Stated exercise A:
Rewrite the stretch of the Huck Finn text from "Secondly, there is" through "merely the latest.", putting "cruel" in place of "nasty".

Huck Finn challenged AGAIN???

This is total tripe. If you want people to change their behaviour in race relations, then they have to understand the whole history behind it. Reading southern literature of the time is an excellent introduction to the mindset of the slave owners, and the slaves themselves.
We can’t expect a cirriculum along the lines of: " Well children, a long time ago there were some very naughty people, who treated another group of people in a very mean and derogatory manner. We all know that was silly, and terrible way to behave, and isn’t it nice that we all treat each other equally today?"; to do an adequate job of explaining to children the intricacies of post slavery America.

Secondly, there is a urgent need to encourage and require reading on the part of junior high and high school students. If you think that offering them purely safe, soft, and clean fare is going to hold their attention, you’ve got another thing coming. This is the time where they are learning to make MORAL choices. If they don’t have reading to make them think about such things, then all they’ll have to judge on is what their friends tell them. This reading provides an oppourtunity to make an objective choice about a sensitive issue.
The world can be a nasty place and often is far worse that ANY book can ever exhibit. If you want to censor something, don’t let them watch the news.

Whoops sorry for the double post. :slight_smile:

People have been trying to get rid of Mark Twain for one reason or another for a long, long time. This most recent spasm of PC is merely the latest.

Twain was among the first, some say the first, to write in a purely American dialect. (If I win the lottery, I will commission a detailed annotated Roughing It.) The language of Huck is regional, somewhat ignorant, and entirely American, devoid of the slavish devotion to flowery British literary style. (MT is alleged to have said of a library devoid of books that it had not a single volume by Jane Austen, and was hence a splendid library…)

Twain’s popularity suffered due to his fierce opposition to the burgeoning America imperialism which he regarded as a disgusting betrayal of the American Revolution and the human progress it promised. Though ferociously attacked for his “unAmericanism” (sound familiar?), he refused to back down and started to spend more and more of his time abroad.

Input material:
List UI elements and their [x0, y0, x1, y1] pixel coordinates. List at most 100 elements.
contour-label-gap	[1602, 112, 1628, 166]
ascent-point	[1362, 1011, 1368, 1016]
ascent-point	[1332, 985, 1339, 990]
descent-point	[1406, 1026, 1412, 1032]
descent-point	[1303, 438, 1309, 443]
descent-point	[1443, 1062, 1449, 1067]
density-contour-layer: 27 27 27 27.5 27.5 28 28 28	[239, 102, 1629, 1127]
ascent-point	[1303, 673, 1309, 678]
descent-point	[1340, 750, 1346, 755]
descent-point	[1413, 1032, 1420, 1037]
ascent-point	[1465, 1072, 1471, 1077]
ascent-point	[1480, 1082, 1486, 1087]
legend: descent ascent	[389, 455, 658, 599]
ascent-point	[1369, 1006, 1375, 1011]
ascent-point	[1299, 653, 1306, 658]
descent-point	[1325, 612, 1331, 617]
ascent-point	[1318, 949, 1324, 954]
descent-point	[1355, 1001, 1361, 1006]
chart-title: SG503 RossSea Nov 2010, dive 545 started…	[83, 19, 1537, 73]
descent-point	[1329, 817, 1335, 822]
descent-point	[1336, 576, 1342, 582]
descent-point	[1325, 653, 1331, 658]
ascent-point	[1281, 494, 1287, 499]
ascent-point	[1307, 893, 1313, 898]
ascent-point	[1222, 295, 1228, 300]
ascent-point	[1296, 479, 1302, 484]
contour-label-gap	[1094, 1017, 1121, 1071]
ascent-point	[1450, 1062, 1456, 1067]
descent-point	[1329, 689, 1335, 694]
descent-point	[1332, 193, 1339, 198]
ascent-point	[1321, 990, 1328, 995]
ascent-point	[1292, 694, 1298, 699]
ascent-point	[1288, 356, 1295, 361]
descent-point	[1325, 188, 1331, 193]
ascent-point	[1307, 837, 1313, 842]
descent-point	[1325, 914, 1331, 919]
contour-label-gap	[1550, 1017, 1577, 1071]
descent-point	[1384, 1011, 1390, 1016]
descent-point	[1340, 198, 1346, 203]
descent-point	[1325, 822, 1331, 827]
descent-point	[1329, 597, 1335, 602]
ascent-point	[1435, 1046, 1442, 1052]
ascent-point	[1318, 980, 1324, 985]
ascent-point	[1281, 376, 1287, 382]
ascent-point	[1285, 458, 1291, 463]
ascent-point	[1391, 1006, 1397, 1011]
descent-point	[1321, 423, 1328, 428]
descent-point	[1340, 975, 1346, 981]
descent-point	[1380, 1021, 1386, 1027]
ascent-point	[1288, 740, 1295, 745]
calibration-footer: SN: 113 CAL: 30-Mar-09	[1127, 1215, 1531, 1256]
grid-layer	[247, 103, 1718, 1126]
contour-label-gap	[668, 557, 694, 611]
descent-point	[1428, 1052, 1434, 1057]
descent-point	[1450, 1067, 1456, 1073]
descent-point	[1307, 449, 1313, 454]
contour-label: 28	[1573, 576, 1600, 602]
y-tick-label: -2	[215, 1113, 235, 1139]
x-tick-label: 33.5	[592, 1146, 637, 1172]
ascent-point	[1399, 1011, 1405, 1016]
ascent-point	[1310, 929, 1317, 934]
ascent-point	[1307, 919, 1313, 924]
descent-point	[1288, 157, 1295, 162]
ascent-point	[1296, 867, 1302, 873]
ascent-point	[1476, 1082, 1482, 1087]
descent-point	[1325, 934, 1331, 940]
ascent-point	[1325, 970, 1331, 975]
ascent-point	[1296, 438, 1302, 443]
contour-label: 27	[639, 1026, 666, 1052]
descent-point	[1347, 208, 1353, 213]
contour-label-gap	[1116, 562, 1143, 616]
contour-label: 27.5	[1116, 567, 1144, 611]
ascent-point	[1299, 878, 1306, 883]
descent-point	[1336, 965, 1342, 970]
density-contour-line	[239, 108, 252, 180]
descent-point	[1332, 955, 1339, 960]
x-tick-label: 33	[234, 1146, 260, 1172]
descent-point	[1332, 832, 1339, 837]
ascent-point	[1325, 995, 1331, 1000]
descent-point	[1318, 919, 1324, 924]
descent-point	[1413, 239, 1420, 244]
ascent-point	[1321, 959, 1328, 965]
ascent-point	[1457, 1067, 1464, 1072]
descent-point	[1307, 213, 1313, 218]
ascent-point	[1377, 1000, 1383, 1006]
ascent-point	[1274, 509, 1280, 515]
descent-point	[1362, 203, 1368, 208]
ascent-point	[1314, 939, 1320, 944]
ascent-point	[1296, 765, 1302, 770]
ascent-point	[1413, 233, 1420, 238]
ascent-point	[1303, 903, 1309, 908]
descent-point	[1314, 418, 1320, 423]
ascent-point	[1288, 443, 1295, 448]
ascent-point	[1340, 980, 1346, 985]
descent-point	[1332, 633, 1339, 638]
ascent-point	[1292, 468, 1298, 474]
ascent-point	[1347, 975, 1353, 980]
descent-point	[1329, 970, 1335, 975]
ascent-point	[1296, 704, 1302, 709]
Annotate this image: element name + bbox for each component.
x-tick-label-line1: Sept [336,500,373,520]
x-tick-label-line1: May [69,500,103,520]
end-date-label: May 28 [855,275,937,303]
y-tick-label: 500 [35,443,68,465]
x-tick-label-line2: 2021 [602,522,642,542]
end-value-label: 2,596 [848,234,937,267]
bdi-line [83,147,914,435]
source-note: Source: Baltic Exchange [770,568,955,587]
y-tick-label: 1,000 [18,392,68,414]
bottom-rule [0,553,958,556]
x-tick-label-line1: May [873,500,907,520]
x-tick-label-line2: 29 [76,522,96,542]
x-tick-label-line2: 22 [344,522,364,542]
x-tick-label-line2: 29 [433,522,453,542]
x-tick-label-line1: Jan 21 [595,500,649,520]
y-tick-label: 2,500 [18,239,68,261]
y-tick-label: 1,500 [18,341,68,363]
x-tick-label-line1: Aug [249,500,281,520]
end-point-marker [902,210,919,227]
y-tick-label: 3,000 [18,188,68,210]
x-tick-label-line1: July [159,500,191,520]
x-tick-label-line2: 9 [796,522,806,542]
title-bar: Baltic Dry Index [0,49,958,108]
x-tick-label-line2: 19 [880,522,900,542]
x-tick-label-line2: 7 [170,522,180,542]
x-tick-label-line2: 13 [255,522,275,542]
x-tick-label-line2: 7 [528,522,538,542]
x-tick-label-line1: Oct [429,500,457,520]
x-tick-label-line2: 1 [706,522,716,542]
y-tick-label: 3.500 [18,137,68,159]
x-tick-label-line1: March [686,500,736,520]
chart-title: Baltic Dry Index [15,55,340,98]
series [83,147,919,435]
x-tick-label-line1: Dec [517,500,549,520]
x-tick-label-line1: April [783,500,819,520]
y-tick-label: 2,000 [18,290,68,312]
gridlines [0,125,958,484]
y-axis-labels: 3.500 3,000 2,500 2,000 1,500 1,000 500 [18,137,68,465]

Stated exercise B:
Turn the stretch of the entries from their first line through the line containing "1067, 1456, 1073]" into a numbered list, leaving out blank lines.

Right answer A:
Secondly, there is a urgent need to encourage and require reading on the part of junior high and high school students. If you think that offering them purely safe, soft, and clean fare is going to hold their attention, you’ve got another thing coming. This is the time where they are learning to make MORAL choices. If they don’t have reading to make them think about such things, then all they’ll have to judge on is what their friends tell them. This reading provides an oppourtunity to make an objective choice about a sensitive issue.
The world can be a cruel place and often is far worse that ANY book can ever exhibit. If you want to censor something, don’t let them watch the news.

Whoops sorry for the double post. :slight_smile:

People have been trying to get rid of Mark Twain for one reason or another for a long, long time. This most recent spasm of PC is merely the latest.

Right answer B:
1. List UI elements and their [x0, y0, x1, y1] pixel coordinates. List at most 100 elements.
2. contour-label-gap	[1602, 112, 1628, 166]
3. ascent-point	[1362, 1011, 1368, 1016]
4. ascent-point	[1332, 985, 1339, 990]
5. descent-point	[1406, 1026, 1412, 1032]
6. descent-point	[1303, 438, 1309, 443]
7. descent-point	[1443, 1062, 1449, 1067]
8. density-contour-layer: 27 27 27 27.5 27.5 28 28 28	[239, 102, 1629, 1127]
9. ascent-point	[1303, 673, 1309, 678]
10. descent-point	[1340, 750, 1346, 755]
11. descent-point	[1413, 1032, 1420, 1037]
12. ascent-point	[1465, 1072, 1471, 1077]
13. ascent-point	[1480, 1082, 1486, 1087]
14. legend: descent ascent	[389, 455, 658, 599]
15. ascent-point	[1369, 1006, 1375, 1011]
16. ascent-point	[1299, 653, 1306, 658]
17. descent-point	[1325, 612, 1331, 617]
18. ascent-point	[1318, 949, 1324, 954]
19. descent-point	[1355, 1001, 1361, 1006]
20. chart-title: SG503 RossSea Nov 2010, dive 545 started…	[83, 19, 1537, 73]
21. descent-point	[1329, 817, 1335, 822]
22. descent-point	[1336, 576, 1342, 582]
23. descent-point	[1325, 653, 1331, 658]
24. ascent-point	[1281, 494, 1287, 499]
25. ascent-point	[1307, 893, 1313, 898]
26. ascent-point	[1222, 295, 1228, 300]
27. ascent-point	[1296, 479, 1302, 484]
28. contour-label-gap	[1094, 1017, 1121, 1071]
29. ascent-point	[1450, 1062, 1456, 1067]
30. descent-point	[1329, 689, 1335, 694]
31. descent-point	[1332, 193, 1339, 198]
32. ascent-point	[1321, 990, 1328, 995]
33. ascent-point	[1292, 694, 1298, 699]
34. ascent-point	[1288, 356, 1295, 361]
35. descent-point	[1325, 188, 1331, 193]
36. ascent-point	[1307, 837, 1313, 842]
37. descent-point	[1325, 914, 1331, 919]
38. contour-label-gap	[1550, 1017, 1577, 1071]
39. descent-point	[1384, 1011, 1390, 1016]
40. descent-point	[1340, 198, 1346, 203]
41. descent-point	[1325, 822, 1331, 827]
42. descent-point	[1329, 597, 1335, 602]
43. ascent-point	[1435, 1046, 1442, 1052]
44. ascent-point	[1318, 980, 1324, 985]
45. ascent-point	[1281, 376, 1287, 382]
46. ascent-point	[1285, 458, 1291, 463]
47. ascent-point	[1391, 1006, 1397, 1011]
48. descent-point	[1321, 423, 1328, 428]
49. descent-point	[1340, 975, 1346, 981]
50. descent-point	[1380, 1021, 1386, 1027]
51. ascent-point	[1288, 740, 1295, 745]
52. calibration-footer: SN: 113 CAL: 30-Mar-09	[1127, 1215, 1531, 1256]
53. grid-layer	[247, 103, 1718, 1126]
54. contour-label-gap	[668, 557, 694, 611]
55. descent-point	[1428, 1052, 1434, 1057]
56. descent-point	[1450, 1067, 1456, 1073]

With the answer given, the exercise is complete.